**PROVIDED RECORDS:**
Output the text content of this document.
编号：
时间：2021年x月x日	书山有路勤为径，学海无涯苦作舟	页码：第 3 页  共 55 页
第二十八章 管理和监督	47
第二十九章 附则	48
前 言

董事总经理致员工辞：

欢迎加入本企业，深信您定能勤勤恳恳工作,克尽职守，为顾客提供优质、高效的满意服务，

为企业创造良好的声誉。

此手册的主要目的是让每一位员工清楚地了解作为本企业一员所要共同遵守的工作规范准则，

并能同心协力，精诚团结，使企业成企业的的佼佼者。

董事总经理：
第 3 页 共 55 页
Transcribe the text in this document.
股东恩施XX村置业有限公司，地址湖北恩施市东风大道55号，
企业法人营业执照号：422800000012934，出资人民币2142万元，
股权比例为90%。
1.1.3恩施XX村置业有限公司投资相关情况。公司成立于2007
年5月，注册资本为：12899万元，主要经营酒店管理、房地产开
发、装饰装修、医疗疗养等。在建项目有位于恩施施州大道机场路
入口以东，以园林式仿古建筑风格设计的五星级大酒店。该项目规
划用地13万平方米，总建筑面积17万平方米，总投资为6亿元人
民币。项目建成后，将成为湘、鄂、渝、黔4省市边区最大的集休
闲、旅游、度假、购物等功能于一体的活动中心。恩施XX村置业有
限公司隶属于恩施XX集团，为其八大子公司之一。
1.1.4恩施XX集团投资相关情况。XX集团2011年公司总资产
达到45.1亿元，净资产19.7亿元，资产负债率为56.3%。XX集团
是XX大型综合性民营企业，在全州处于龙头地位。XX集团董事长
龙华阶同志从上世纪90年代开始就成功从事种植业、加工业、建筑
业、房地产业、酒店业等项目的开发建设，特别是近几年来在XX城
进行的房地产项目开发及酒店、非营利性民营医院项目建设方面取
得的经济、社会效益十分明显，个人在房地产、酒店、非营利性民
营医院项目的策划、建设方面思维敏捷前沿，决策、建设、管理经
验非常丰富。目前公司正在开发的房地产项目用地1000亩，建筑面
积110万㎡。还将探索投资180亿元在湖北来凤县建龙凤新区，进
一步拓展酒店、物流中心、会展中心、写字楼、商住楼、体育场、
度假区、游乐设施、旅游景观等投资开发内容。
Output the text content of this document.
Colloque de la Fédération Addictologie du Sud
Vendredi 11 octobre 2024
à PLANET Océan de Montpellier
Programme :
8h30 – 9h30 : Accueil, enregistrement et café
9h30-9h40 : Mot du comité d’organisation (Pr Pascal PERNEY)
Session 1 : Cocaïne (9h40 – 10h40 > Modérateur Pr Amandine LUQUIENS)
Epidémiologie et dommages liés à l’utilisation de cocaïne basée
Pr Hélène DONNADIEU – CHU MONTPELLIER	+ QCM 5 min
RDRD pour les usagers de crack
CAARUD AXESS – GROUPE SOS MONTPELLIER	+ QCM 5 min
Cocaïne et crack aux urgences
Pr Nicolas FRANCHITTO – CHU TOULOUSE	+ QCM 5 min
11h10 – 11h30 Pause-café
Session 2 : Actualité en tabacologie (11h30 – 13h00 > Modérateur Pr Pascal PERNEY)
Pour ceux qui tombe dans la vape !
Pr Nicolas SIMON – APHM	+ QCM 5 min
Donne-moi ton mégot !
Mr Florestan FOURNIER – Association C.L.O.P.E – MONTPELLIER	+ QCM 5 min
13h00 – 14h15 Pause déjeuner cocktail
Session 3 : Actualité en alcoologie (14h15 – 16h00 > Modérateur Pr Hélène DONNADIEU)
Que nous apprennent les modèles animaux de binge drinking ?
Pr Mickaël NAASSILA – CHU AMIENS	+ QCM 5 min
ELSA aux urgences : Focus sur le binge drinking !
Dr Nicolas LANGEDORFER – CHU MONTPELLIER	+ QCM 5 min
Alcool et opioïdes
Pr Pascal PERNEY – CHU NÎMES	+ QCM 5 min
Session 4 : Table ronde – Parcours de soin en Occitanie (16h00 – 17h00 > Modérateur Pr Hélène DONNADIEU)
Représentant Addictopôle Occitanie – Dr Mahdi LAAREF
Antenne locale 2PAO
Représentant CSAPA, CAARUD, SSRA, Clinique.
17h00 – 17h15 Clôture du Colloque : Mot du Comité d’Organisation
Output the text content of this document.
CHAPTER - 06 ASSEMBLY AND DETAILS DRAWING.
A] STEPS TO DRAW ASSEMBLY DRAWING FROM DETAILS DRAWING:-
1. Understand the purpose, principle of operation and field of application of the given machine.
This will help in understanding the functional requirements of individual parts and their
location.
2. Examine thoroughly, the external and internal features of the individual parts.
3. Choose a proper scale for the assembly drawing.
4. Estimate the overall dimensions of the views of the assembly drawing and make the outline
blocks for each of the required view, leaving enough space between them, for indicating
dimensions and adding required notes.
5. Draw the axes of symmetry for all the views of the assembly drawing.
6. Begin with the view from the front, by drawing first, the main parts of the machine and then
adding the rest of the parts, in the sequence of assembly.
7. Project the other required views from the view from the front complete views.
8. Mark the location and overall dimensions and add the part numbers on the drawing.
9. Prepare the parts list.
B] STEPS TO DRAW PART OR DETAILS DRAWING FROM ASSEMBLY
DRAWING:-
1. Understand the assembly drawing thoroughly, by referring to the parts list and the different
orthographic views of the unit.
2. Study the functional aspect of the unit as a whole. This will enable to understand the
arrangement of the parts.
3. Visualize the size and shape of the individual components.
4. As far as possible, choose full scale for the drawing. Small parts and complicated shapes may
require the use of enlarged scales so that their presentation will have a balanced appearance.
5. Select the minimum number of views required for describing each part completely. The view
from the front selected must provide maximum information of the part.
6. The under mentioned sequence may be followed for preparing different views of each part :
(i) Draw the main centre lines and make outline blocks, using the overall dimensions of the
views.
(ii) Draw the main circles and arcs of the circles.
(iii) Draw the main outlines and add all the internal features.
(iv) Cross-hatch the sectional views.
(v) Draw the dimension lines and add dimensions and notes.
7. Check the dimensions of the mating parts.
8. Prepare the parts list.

**EXERCISE:**
Check every line for "required" and show the ones that have it.

**TASK ANSWER:**
blocks for each of the required view, leaving enough space between them, for indicating
dimensions and adding required notes.
7. Project the other required views from the view from the front complete views.
5. Select the minimum number of views required for describing each part completely. The view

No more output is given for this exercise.